(Dataset entries)
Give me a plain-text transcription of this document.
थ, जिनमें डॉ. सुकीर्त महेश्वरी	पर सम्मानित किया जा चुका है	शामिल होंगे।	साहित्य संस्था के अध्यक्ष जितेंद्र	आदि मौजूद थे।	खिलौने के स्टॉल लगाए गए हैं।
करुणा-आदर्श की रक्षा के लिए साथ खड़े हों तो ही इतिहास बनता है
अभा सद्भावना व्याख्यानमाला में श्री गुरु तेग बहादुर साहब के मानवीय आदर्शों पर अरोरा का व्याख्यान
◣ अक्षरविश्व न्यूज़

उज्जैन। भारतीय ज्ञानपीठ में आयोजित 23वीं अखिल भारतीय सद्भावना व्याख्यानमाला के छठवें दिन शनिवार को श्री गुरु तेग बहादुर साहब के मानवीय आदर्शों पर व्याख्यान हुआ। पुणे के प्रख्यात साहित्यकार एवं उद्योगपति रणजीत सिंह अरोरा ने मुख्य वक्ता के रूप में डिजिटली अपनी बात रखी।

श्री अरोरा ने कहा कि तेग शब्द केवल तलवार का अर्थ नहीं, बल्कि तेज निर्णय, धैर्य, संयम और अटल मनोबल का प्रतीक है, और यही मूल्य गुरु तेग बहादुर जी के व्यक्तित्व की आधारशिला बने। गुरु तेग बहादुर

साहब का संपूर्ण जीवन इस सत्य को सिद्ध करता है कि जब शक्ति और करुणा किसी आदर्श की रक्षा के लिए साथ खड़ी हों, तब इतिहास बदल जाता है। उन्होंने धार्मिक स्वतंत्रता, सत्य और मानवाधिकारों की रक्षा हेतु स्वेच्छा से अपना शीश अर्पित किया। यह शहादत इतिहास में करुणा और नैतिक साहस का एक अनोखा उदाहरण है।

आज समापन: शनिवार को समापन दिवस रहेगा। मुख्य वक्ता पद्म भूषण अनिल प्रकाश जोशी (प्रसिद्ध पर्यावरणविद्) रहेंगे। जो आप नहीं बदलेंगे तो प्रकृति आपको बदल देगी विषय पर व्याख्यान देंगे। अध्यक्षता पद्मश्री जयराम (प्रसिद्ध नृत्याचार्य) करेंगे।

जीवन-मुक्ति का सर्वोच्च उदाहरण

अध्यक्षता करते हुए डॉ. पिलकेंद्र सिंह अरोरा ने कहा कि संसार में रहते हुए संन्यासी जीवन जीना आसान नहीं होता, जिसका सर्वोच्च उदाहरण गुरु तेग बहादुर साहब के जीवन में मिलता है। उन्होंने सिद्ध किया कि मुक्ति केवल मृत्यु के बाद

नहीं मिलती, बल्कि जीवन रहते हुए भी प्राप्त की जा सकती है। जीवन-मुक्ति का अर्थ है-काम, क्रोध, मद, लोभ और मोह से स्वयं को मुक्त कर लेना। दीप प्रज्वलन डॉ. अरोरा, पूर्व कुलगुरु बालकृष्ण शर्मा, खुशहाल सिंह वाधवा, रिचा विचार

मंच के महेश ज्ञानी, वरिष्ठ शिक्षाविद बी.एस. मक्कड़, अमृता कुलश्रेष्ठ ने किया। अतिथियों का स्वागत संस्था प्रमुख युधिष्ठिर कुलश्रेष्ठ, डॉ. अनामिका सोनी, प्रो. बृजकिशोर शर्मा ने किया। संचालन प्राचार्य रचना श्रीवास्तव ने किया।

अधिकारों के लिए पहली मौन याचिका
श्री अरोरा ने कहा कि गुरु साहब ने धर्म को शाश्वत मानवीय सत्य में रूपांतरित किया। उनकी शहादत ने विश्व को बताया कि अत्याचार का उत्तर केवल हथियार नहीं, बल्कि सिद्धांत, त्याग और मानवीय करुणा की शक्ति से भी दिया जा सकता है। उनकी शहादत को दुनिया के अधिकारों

* [What you need to do]:
Copy out each line above, character for character.

* [Exercise output]:
Give me a plain-text transcription of this document.
थ, जिनमें डॉ. सुकीर्त महेश्वरी	पर सम्मानित किया जा चुका है	शामिल होंगे।	साहित्य संस्था के अध्यक्ष जितेंद्र	आदि मौजूद थे।	खिलौने के स्टॉल लगाए गए हैं।
करुणा-आदर्श की रक्षा के लिए साथ खड़े हों तो ही इतिहास बनता है
अभा सद्भावना व्याख्यानमाला में श्री गुरु तेग बहादुर साहब के मानवीय आदर्शों पर अरोरा का व्याख्यान
◣ अक्षरविश्व न्यूज़

उज्जैन। भारतीय ज्ञानपीठ में आयोजित 23वीं अखिल भारतीय सद्भावना व्याख्यानमाला के छठवें दिन शनिवार को श्री गुरु तेग बहादुर साहब के मानवीय आदर्शों पर व्याख्यान हुआ। पुणे के प्रख्यात साहित्यकार एवं उद्योगपति रणजीत सिंह अरोरा ने मुख्य वक्ता के रूप में डिजिटली अपनी बात रखी।

श्री अरोरा ने कहा कि तेग शब्द केवल तलवार का अर्थ नहीं, बल्कि तेज निर्णय, धैर्य, संयम और अटल मनोबल का प्रतीक है, और यही मूल्य गुरु तेग बहादुर जी के व्यक्तित्व की आधारशिला बने। गुरु तेग बहादुर

साहब का संपूर्ण जीवन इस सत्य को सिद्ध करता है कि जब शक्ति और करुणा किसी आदर्श की रक्षा के लिए साथ खड़ी हों, तब इतिहास बदल जाता है। उन्होंने धार्मिक स्वतंत्रता, सत्य और मानवाधिकारों की रक्षा हेतु स्वेच्छा से अपना शीश अर्पित किया। यह शहादत इतिहास में करुणा और नैतिक साहस का एक अनोखा उदाहरण है।

आज समापन: शनिवार को समापन दिवस रहेगा। मुख्य वक्ता पद्म भूषण अनिल प्रकाश जोशी (प्रसिद्ध पर्यावरणविद्) रहेंगे। जो आप नहीं बदलेंगे तो प्रकृति आपको बदल देगी विषय पर व्याख्यान देंगे। अध्यक्षता पद्मश्री जयराम (प्रसिद्ध नृत्याचार्य) करेंगे।

जीवन-मुक्ति का सर्वोच्च उदाहरण

अध्यक्षता करते हुए डॉ. पिलकेंद्र सिंह अरोरा ने कहा कि संसार में रहते हुए संन्यासी जीवन जीना आसान नहीं होता, जिसका सर्वोच्च उदाहरण गुरु तेग बहादुर साहब के जीवन में मिलता है। उन्होंने सिद्ध किया कि मुक्ति केवल मृत्यु के बाद

नहीं मिलती, बल्कि जीवन रहते हुए भी प्राप्त की जा सकती है। जीवन-मुक्ति का अर्थ है-काम, क्रोध, मद, लोभ और मोह से स्वयं को मुक्त कर लेना। दीप प्रज्वलन डॉ. अरोरा, पूर्व कुलगुरु बालकृष्ण शर्मा, खुशहाल सिंह वाधवा, रिचा विचार

मंच के महेश ज्ञानी, वरिष्ठ शिक्षाविद बी.एस. मक्कड़, अमृता कुलश्रेष्ठ ने किया। अतिथियों का स्वागत संस्था प्रमुख युधिष्ठिर कुलश्रेष्ठ, डॉ. अनामिका सोनी, प्रो. बृजकिशोर शर्मा ने किया। संचालन प्राचार्य रचना श्रीवास्तव ने किया।

अधिकारों के लिए पहली मौन याचिका
श्री अरोरा ने कहा कि गुरु साहब ने धर्म को शाश्वत मानवीय सत्य में रूपांतरित किया। उनकी शहादत ने विश्व को बताया कि अत्याचार का उत्तर केवल हथियार नहीं, बल्कि सिद्धांत, त्याग और मानवीय करुणा की शक्ति से भी दिया जा सकता है। उनकी शहादत को दुनिया के अधिकारों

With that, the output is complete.